---------- Exercise material

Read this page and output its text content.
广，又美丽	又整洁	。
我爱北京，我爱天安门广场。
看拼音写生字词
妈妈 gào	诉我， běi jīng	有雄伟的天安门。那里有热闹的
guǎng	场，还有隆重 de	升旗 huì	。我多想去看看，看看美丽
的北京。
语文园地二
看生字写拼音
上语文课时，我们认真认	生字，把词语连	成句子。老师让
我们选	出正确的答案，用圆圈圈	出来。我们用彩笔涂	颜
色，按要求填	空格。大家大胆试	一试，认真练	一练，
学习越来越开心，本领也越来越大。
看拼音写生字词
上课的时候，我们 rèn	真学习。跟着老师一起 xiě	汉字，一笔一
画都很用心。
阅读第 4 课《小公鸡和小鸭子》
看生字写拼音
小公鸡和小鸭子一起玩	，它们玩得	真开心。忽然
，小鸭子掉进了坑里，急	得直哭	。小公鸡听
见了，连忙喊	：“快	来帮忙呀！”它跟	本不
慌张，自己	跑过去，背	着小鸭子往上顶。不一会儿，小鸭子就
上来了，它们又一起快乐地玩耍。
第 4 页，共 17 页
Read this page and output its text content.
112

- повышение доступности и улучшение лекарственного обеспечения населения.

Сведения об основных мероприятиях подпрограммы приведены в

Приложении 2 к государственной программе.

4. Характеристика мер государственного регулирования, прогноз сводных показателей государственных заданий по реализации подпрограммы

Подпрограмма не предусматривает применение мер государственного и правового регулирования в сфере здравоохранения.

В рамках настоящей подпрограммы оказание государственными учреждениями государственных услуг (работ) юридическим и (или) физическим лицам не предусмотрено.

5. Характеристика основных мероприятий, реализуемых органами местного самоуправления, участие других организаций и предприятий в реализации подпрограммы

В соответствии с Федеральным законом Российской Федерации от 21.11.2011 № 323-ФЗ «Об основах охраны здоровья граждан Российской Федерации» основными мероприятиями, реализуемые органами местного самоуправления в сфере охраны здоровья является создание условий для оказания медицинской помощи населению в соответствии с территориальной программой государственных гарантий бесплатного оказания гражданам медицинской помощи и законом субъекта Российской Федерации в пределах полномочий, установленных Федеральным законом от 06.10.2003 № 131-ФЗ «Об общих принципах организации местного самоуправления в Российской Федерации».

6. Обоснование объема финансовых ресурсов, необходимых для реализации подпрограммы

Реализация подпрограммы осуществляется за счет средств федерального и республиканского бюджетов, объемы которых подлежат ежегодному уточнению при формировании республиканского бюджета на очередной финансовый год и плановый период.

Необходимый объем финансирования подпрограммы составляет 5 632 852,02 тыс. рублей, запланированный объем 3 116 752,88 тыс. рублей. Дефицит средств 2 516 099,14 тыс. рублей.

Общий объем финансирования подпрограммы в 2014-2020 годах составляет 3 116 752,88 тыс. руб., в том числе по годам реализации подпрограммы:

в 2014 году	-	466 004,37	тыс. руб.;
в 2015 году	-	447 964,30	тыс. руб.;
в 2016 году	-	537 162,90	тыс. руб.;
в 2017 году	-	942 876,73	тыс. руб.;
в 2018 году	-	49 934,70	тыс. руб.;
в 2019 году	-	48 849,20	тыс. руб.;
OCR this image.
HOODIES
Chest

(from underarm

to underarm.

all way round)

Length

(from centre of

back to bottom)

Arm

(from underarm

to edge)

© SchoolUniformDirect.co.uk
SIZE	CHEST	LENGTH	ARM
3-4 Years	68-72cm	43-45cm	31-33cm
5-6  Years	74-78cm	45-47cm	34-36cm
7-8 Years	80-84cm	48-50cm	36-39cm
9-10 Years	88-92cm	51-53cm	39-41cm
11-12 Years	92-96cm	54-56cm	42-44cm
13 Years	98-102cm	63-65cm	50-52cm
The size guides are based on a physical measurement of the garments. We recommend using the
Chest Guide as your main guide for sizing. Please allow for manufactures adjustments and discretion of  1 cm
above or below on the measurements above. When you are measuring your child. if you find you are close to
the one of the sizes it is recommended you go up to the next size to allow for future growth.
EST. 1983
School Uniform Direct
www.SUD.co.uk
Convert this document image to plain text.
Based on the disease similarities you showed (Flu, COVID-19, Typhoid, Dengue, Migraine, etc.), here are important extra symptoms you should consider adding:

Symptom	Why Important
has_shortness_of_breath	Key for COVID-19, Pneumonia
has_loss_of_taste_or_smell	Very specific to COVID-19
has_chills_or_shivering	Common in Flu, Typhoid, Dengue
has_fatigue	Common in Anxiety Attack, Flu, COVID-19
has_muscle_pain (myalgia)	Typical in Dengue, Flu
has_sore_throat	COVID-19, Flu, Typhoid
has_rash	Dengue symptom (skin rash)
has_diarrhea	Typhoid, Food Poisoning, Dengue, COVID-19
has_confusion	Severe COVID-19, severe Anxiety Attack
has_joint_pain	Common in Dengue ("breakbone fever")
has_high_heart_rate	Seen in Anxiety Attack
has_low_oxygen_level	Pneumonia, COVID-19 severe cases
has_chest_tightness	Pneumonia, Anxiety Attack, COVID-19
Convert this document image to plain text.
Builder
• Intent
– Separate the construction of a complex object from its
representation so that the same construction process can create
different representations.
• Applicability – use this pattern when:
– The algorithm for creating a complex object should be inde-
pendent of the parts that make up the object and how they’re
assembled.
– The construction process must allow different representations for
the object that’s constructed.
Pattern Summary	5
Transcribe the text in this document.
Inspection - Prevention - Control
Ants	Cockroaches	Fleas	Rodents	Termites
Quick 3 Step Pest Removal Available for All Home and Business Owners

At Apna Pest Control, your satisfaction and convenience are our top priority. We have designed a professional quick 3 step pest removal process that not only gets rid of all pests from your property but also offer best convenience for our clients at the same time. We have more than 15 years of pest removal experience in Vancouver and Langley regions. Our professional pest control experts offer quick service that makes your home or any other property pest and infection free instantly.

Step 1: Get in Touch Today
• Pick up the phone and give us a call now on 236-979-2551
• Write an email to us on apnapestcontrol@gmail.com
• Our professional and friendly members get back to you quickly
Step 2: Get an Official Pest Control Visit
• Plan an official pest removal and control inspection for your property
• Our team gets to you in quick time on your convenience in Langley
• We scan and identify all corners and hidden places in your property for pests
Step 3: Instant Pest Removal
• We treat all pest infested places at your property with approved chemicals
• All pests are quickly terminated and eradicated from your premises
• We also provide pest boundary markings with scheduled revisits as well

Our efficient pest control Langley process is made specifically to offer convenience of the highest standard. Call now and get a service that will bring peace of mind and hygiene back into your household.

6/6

--------------------

__Problem description__. What needs duplicating is the run of lines from the one containing "Transcribe the text in this document." through the last line of the entries above, exact and complete.

__Full response__.
Transcribe the text in this document.
Inspection - Prevention - Control
Ants	Cockroaches	Fleas	Rodents	Termites
Quick 3 Step Pest Removal Available for All Home and Business Owners

At Apna Pest Control, your satisfaction and convenience are our top priority. We have designed a professional quick 3 step pest removal process that not only gets rid of all pests from your property but also offer best convenience for our clients at the same time. We have more than 15 years of pest removal experience in Vancouver and Langley regions. Our professional pest control experts offer quick service that makes your home or any other property pest and infection free instantly.

Step 1: Get in Touch Today
• Pick up the phone and give us a call now on 236-979-2551
• Write an email to us on apnapestcontrol@gmail.com
• Our professional and friendly members get back to you quickly
Step 2: Get an Official Pest Control Visit
• Plan an official pest removal and control inspection for your property
• Our team gets to you in quick time on your convenience in Langley
• We scan and identify all corners and hidden places in your property for pests
Step 3: Instant Pest Removal
• We treat all pest infested places at your property with approved chemicals
• All pests are quickly terminated and eradicated from your premises
• We also provide pest boundary markings with scheduled revisits as well

Our efficient pest control Langley process is made specifically to offer convenience of the highest standard. Call now and get a service that will bring peace of mind and hygiene back into your household.

6/6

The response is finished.